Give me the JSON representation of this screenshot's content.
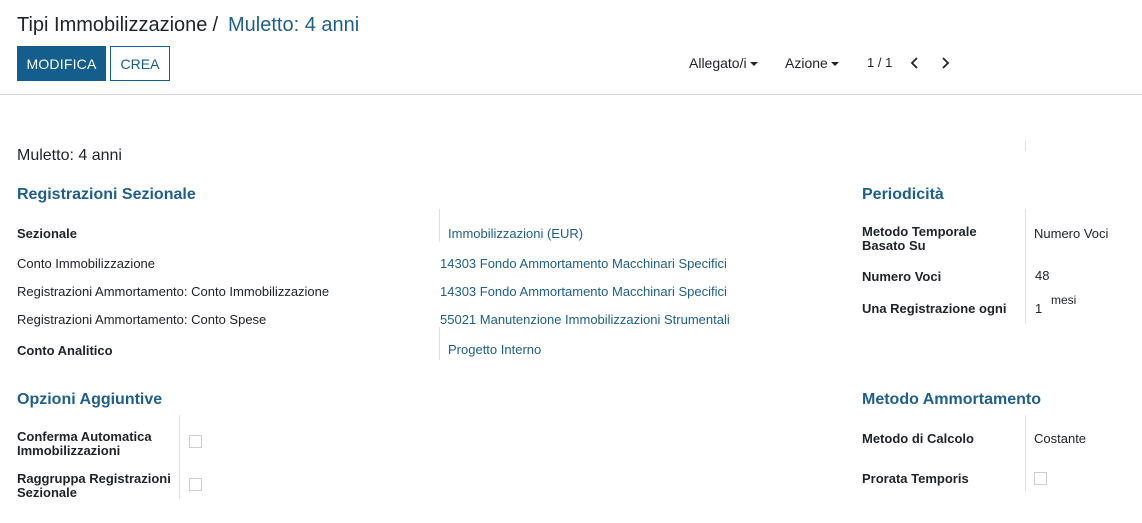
{
  "breadcrumb": {
    "parent": "Tipi Immobilizzazione",
    "separator": "/",
    "current": "Muletto: 4 anni"
  },
  "toolbar": {
    "edit_label": "MODIFICA",
    "create_label": "CREA",
    "attachments_label": "Allegato/i",
    "action_label": "Azione"
  },
  "pager": {
    "value": "1 / 1"
  },
  "form": {
    "title": "Muletto: 4 anni",
    "journal_section": {
      "title": "Registrazioni Sezionale",
      "journal_label": "Sezionale",
      "journal_value": "Immobilizzazioni (EUR)",
      "asset_account_label": "Conto Immobilizzazione",
      "asset_account_value": "14303 Fondo Ammortamento Macchinari Specifici",
      "dep_asset_account_label": "Registrazioni Ammortamento: Conto Immobilizzazione",
      "dep_asset_account_value": "14303 Fondo Ammortamento Macchinari Specifici",
      "dep_expense_account_label": "Registrazioni Ammortamento: Conto Spese",
      "dep_expense_account_value": "55021 Manutenzione Immobilizzazioni Strumentali",
      "analytic_label": "Conto Analitico",
      "analytic_value": "Progetto Interno"
    },
    "periodicity": {
      "title": "Periodicità",
      "time_method_label": "Metodo Temporale Basato Su",
      "time_method_value": "Numero Voci",
      "num_entries_label": "Numero Voci",
      "num_entries_value": "48",
      "one_entry_every_label": "Una Registrazione ogni",
      "one_entry_every_value": "1",
      "one_entry_every_unit": "mesi"
    },
    "additional_options": {
      "title": "Opzioni Aggiuntive",
      "auto_confirm_label": "Conferma Automatica Immobilizzazioni",
      "auto_confirm_checked": false,
      "group_entries_label": "Raggruppa Registrazioni Sezionale",
      "group_entries_checked": false
    },
    "depreciation_method": {
      "title": "Metodo Ammortamento",
      "computation_label": "Metodo di Calcolo",
      "computation_value": "Costante",
      "prorata_label": "Prorata Temporis",
      "prorata_checked": false
    }
  }
}
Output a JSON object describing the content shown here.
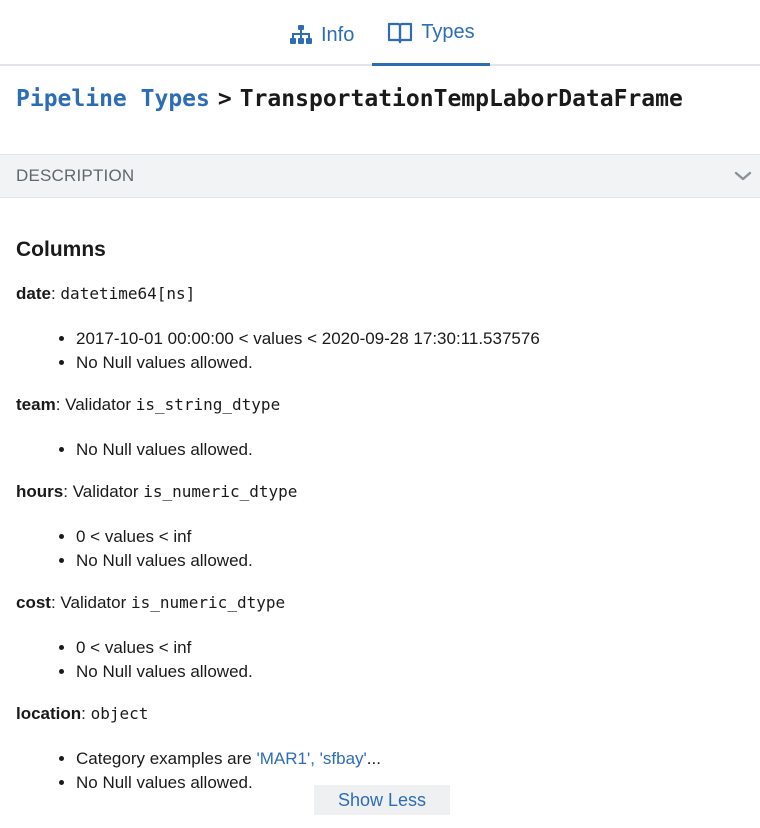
-.-.-
Exercise task |
Except for the pictures, copy the material above exactly.

Output below |
Give me the JSON representation of this screenshot's content.
{
  "breadcrumb": {
    "parent": "Tipi Immobilizzazione",
    "separator": "/",
    "current": "Muletto: 4 anni"
  },
  "toolbar": {
    "edit_label": "MODIFICA",
    "create_label": "CREA",
    "attachments_label": "Allegato/i",
    "action_label": "Azione"
  },
  "pager": {
    "value": "1 / 1"
  },
  "form": {
    "title": "Muletto: 4 anni",
    "journal_section": {
      "title": "Registrazioni Sezionale",
      "journal_label": "Sezionale",
      "journal_value": "Immobilizzazioni (EUR)",
      "asset_account_label": "Conto Immobilizzazione",
      "asset_account_value": "14303 Fondo Ammortamento Macchinari Specifici",
      "dep_asset_account_label": "Registrazioni Ammortamento: Conto Immobilizzazione",
      "dep_asset_account_value": "14303 Fondo Ammortamento Macchinari Specifici",
      "dep_expense_account_label": "Registrazioni Ammortamento: Conto Spese",
      "dep_expense_account_value": "55021 Manutenzione Immobilizzazioni Strumentali",
      "analytic_label": "Conto Analitico",
      "analytic_value": "Progetto Interno"
    },
    "periodicity": {
      "title": "Periodicità",
      "time_method_label": "Metodo Temporale Basato Su",
      "time_method_value": "Numero Voci",
      "num_entries_label": "Numero Voci",
      "num_entries_value": "48",
      "one_entry_every_label": "Una Registrazione ogni",
      "one_entry_every_value": "1",
      "one_entry_every_unit": "mesi"
    },
    "additional_options": {
      "title": "Opzioni Aggiuntive",
      "auto_confirm_label": "Conferma Automatica Immobilizzazioni",
      "auto_confirm_checked": false,
      "group_entries_label": "Raggruppa Registrazioni Sezionale",
      "group_entries_checked": false
    },
    "depreciation_method": {
      "title": "Metodo Ammortamento",
      "computation_label": "Metodo di Calcolo",
      "computation_value": "Costante",
      "prorata_label": "Prorata Temporis",
      "prorata_checked": false
    }
  }
}
Output a JSON object describing the content shown here.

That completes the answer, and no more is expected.